TO BE DONE
Return every line below as is, leaving out the pictures.

Stored records:
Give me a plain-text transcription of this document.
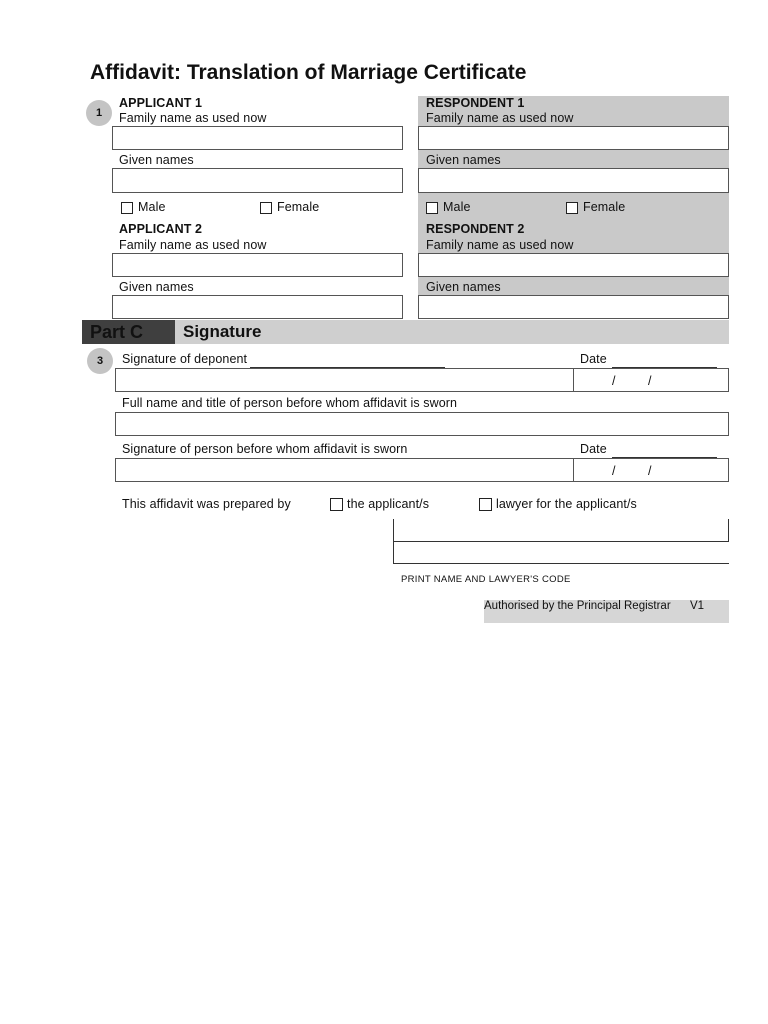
Affidavit: Translation of Marriage Certificate
1
APPLICANT 1
Family name as used now
Given names
Male	Female
APPLICANT 2
Family name as used now
Given names
RESPONDENT 1
Family name as used now
Given names
Male	Female
RESPONDENT 2
Family name as used now
Given names
Part C	Signature
3	Signature of deponent	Date
/	/
Full name and title of person before whom affidavit is sworn
Signature of person before whom affidavit is sworn	Date
/	/
This affidavit was prepared by	the applicant/s	lawyer for the applicant/s
PRINT NAME AND LAWYER'S CODE
Authorised by the Principal Registrar V1
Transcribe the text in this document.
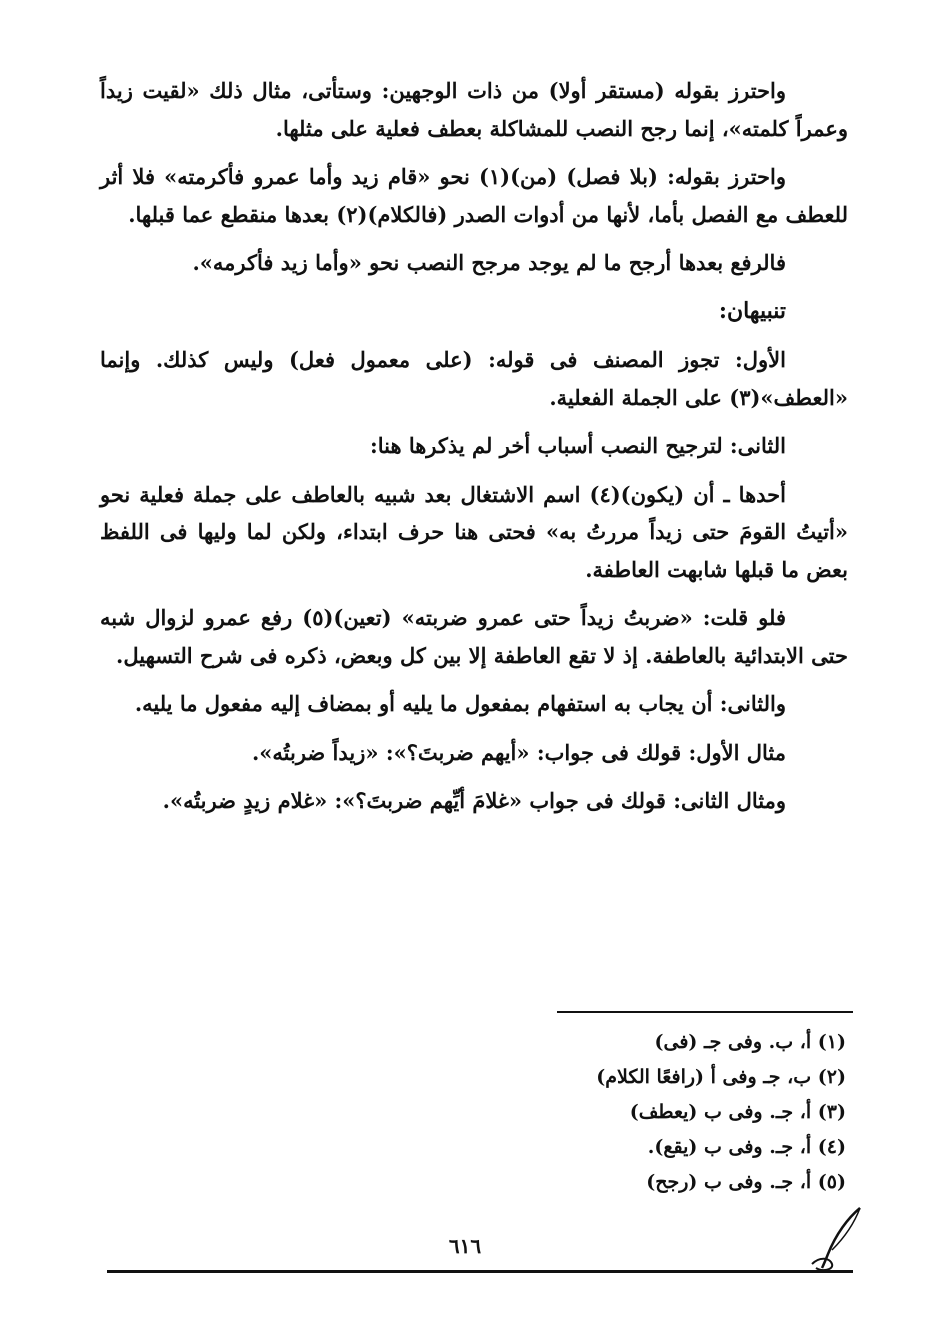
واحترز بقوله (مستقر أولا) من ذات الوجهين: وستأتى، مثال ذلك «لقيت زيداً وعمراً كلمته»، إنما رجح النصب للمشاكلة بعطف فعلية على مثلها.

واحترز بقوله: (بلا فصل) (من)(١) نحو «قام زيد وأما عمرو فأكرمته» فلا أثر للعطف مع الفصل بأما، لأنها من أدوات الصدر (فالكلام)(٢) بعدها منقطع عما قبلها.

فالرفع بعدها أرجح ما لم يوجد مرجح النصب نحو «وأما زيد فأكرمه».

تنبيهان:

الأول: تجوز المصنف فى قوله: (على معمول فعل) وليس كذلك. وإنما «العطف»(٣) على الجملة الفعلية.

الثانى: لترجيح النصب أسباب أخر لم يذكرها هنا:

أحدها ـ أن (يكون)(٤) اسم الاشتغال بعد شبيه بالعاطف على جملة فعلية نحو «أتيتُ القومَ حتى زيداً مررتُ به» فحتى هنا حرف ابتداء، ولكن لما وليها فى اللفظ بعض ما قبلها شابهت العاطفة.

فلو قلت: «ضربتُ زيداً حتى عمرو ضربته» (تعين)(٥) رفع عمرو لزوال شبه حتى الابتدائية بالعاطفة. إذ لا تقع العاطفة إلا بين كل وبعض، ذكره فى شرح التسهيل.

والثانى: أن يجاب به استفهام بمفعول ما يليه أو بمضاف إليه مفعول ما يليه.

مثال الأول: قولك فى جواب: «أيهم ضربتَ؟»: «زيداً ضربتُه».

ومثال الثانى: قولك فى جواب «غلامَ أيِّهم ضربتَ؟»: «غلام زيدٍ ضربتُه».

(١) أ، ب. وفى جـ (فى)
(٢) ب، جـ وفى أ (رافعًا الكلام)
(٣) أ، جـ. وفى ب (يعطف)
(٤) أ، جـ. وفى ب (يقع).
(٥) أ، جـ. وفى ب (رجح)
٦١٦
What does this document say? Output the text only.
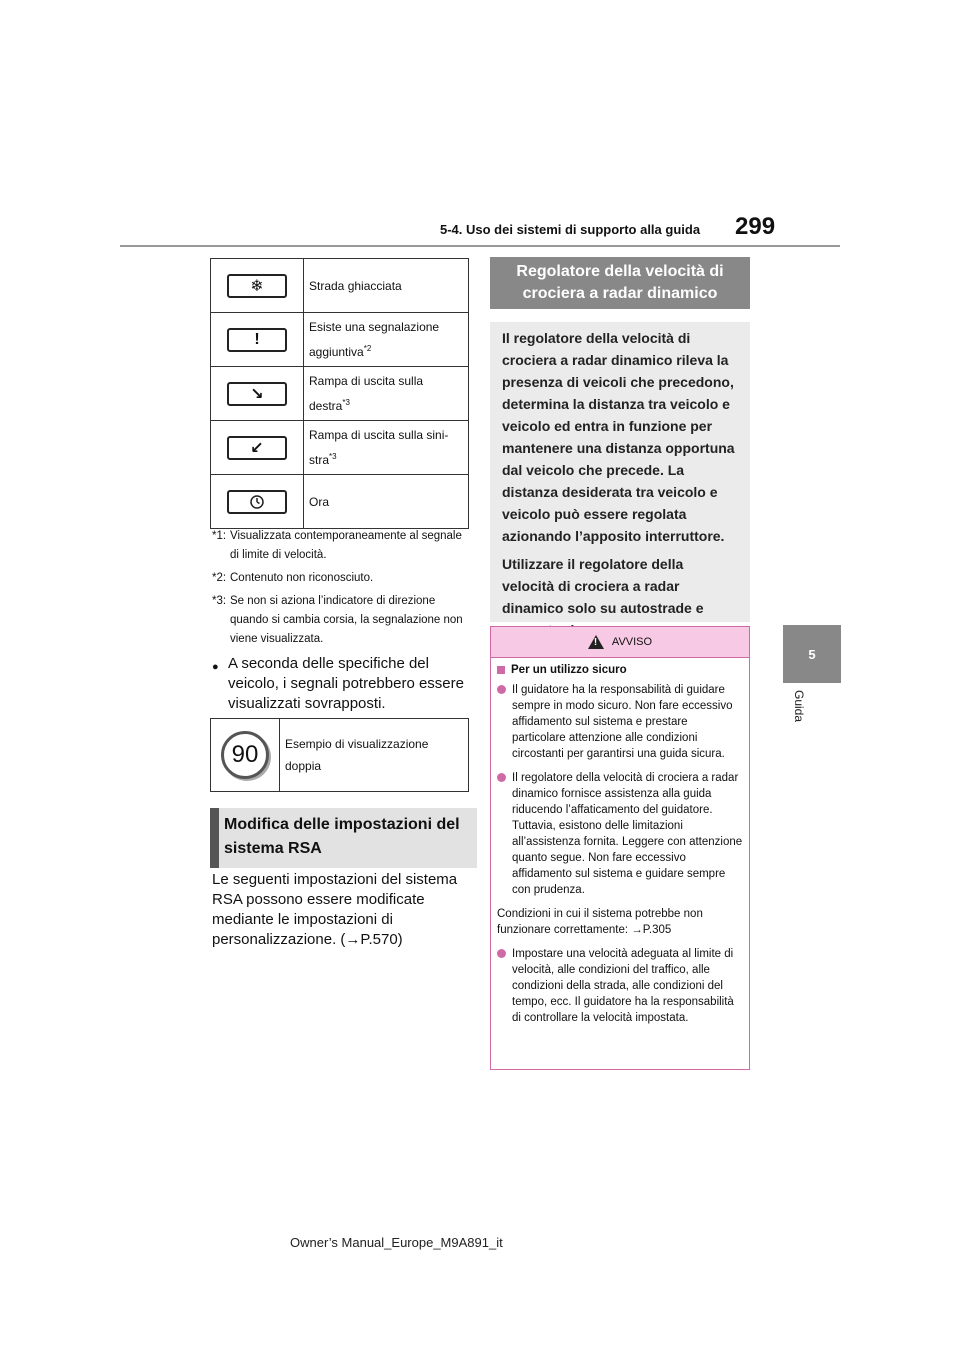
5-4. Uso dei sistemi di supporto alla guida 299
5
Guida
❄	Strada ghiacciata
!	Esiste una segnalazione
aggiuntiva$^{*2}$

↘	Rampa di uscita sulla
destra$^{*3}$

↙	Rampa di uscita sulla sini-
stra$^{*3}$

	Ora
*1: Visualizzata contemporaneamente al segnale di limite di velocità.
*2: Contenuto non riconosciuto.
*3: Se non si aziona l’indicatore di direzione quando si cambia corsia, la segnalazione non viene visualizzata.
● A seconda delle specifiche del veicolo, i segnali potrebbero essere visualizzati sovrapposti.
90	Esempio di visualizzazione doppia
Modifica delle impostazioni del sistema RSA
Le seguenti impostazioni del sistema RSA possono essere modificate mediante le impostazioni di personalizzazione. (→P.570)
Regolatore della velocità di crociera a radar dinamico

Il regolatore della velocità di crociera a radar dinamico rileva la presenza di veicoli che precedono, determina la distanza tra veicolo e veicolo ed entra in funzione per mantenere una distanza opportuna dal veicolo che precede. La distanza desiderata tra veicolo e veicolo può essere regolata azionando l’apposito interruttore.

Utilizzare il regolatore della velocità di crociera a radar dinamico solo su autostrade e

! AVVISO
Per un utilizzo sicuro
Il guidatore ha la responsabilità di guidare sempre in modo sicuro. Non fare eccessivo affidamento sul sistema e prestare particolare attenzione alle condizioni circostanti per garantirsi una guida sicura.
Il regolatore della velocità di crociera a radar dinamico fornisce assistenza alla guida riducendo l’affaticamento del guidatore. Tuttavia, esistono delle limitazioni all’assistenza fornita. Leggere con attenzione quanto segue. Non fare eccessivo affidamento sul sistema e guidare sempre con prudenza.
Condizioni in cui il sistema potrebbe non funzionare correttamente: →P.305
Impostare una velocità adeguata al limite di velocità, alle condizioni del traffico, alle condizioni della strada, alle condizioni del tempo, ecc. Il guidatore ha la responsabilità di controllare la velocità impostata.
Owner’s Manual_Europe_M9A891_it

ANSWER TO THE EXERCISE
Give me a plain-text transcription of this document.
Affidavit: Translation of Marriage Certificate
1
APPLICANT 1
Family name as used now
Given names
Male	Female
APPLICANT 2
Family name as used now
Given names
RESPONDENT 1
Family name as used now
Given names
Male	Female
RESPONDENT 2
Family name as used now
Given names
Part C	Signature
3	Signature of deponent	Date
/	/
Full name and title of person before whom affidavit is sworn
Signature of person before whom affidavit is sworn	Date
/	/
This affidavit was prepared by	the applicant/s	lawyer for the applicant/s
PRINT NAME AND LAWYER'S CODE
Authorised by the Principal Registrar V1
Transcribe the text in this document.
واحترز بقوله (مستقر أولا) من ذات الوجهين: وستأتى، مثال ذلك «لقيت زيداً وعمراً كلمته»، إنما رجح النصب للمشاكلة بعطف فعلية على مثلها.

واحترز بقوله: (بلا فصل) (من)(١) نحو «قام زيد وأما عمرو فأكرمته» فلا أثر للعطف مع الفصل بأما، لأنها من أدوات الصدر (فالكلام)(٢) بعدها منقطع عما قبلها.

فالرفع بعدها أرجح ما لم يوجد مرجح النصب نحو «وأما زيد فأكرمه».

تنبيهان:

الأول: تجوز المصنف فى قوله: (على معمول فعل) وليس كذلك. وإنما «العطف»(٣) على الجملة الفعلية.

الثانى: لترجيح النصب أسباب أخر لم يذكرها هنا:

أحدها ـ أن (يكون)(٤) اسم الاشتغال بعد شبيه بالعاطف على جملة فعلية نحو «أتيتُ القومَ حتى زيداً مررتُ به» فحتى هنا حرف ابتداء، ولكن لما وليها فى اللفظ بعض ما قبلها شابهت العاطفة.

فلو قلت: «ضربتُ زيداً حتى عمرو ضربته» (تعين)(٥) رفع عمرو لزوال شبه حتى الابتدائية بالعاطفة. إذ لا تقع العاطفة إلا بين كل وبعض، ذكره فى شرح التسهيل.

والثانى: أن يجاب به استفهام بمفعول ما يليه أو بمضاف إليه مفعول ما يليه.

مثال الأول: قولك فى جواب: «أيهم ضربتَ؟»: «زيداً ضربتُه».

ومثال الثانى: قولك فى جواب «غلامَ أيِّهم ضربتَ؟»: «غلام زيدٍ ضربتُه».

(١) أ، ب. وفى جـ (فى)
(٢) ب، جـ وفى أ (رافعًا الكلام)
(٣) أ، جـ. وفى ب (يعطف)
(٤) أ، جـ. وفى ب (يقع).
(٥) أ، جـ. وفى ب (رجح)
٦١٦
What does this document say? Output the text only.
5-4. Uso dei sistemi di supporto alla guida 299
5
Guida
❄	Strada ghiacciata
!	Esiste una segnalazione
aggiuntiva$^{*2}$

↘	Rampa di uscita sulla
destra$^{*3}$

↙	Rampa di uscita sulla sini-
stra$^{*3}$

	Ora
*1: Visualizzata contemporaneamente al segnale di limite di velocità.
*2: Contenuto non riconosciuto.
*3: Se non si aziona l’indicatore di direzione quando si cambia corsia, la segnalazione non viene visualizzata.
● A seconda delle specifiche del veicolo, i segnali potrebbero essere visualizzati sovrapposti.
90	Esempio di visualizzazione doppia
Modifica delle impostazioni del sistema RSA
Le seguenti impostazioni del sistema RSA possono essere modificate mediante le impostazioni di personalizzazione. (→P.570)
Regolatore della velocità di crociera a radar dinamico

Il regolatore della velocità di crociera a radar dinamico rileva la presenza di veicoli che precedono, determina la distanza tra veicolo e veicolo ed entra in funzione per mantenere una distanza opportuna dal veicolo che precede. La distanza desiderata tra veicolo e veicolo può essere regolata azionando l’apposito interruttore.

Utilizzare il regolatore della velocità di crociera a radar dinamico solo su autostrade e

! AVVISO
Per un utilizzo sicuro
Il guidatore ha la responsabilità di guidare sempre in modo sicuro. Non fare eccessivo affidamento sul sistema e prestare particolare attenzione alle condizioni circostanti per garantirsi una guida sicura.
Il regolatore della velocità di crociera a radar dinamico fornisce assistenza alla guida riducendo l’affaticamento del guidatore. Tuttavia, esistono delle limitazioni all’assistenza fornita. Leggere con attenzione quanto segue. Non fare eccessivo affidamento sul sistema e guidare sempre con prudenza.
Condizioni in cui il sistema potrebbe non funzionare correttamente: →P.305
Impostare una velocità adeguata al limite di velocità, alle condizioni del traffico, alle condizioni della strada, alle condizioni del tempo, ecc. Il guidatore ha la responsabilità di controllare la velocità impostata.
Owner’s Manual_Europe_M9A891_it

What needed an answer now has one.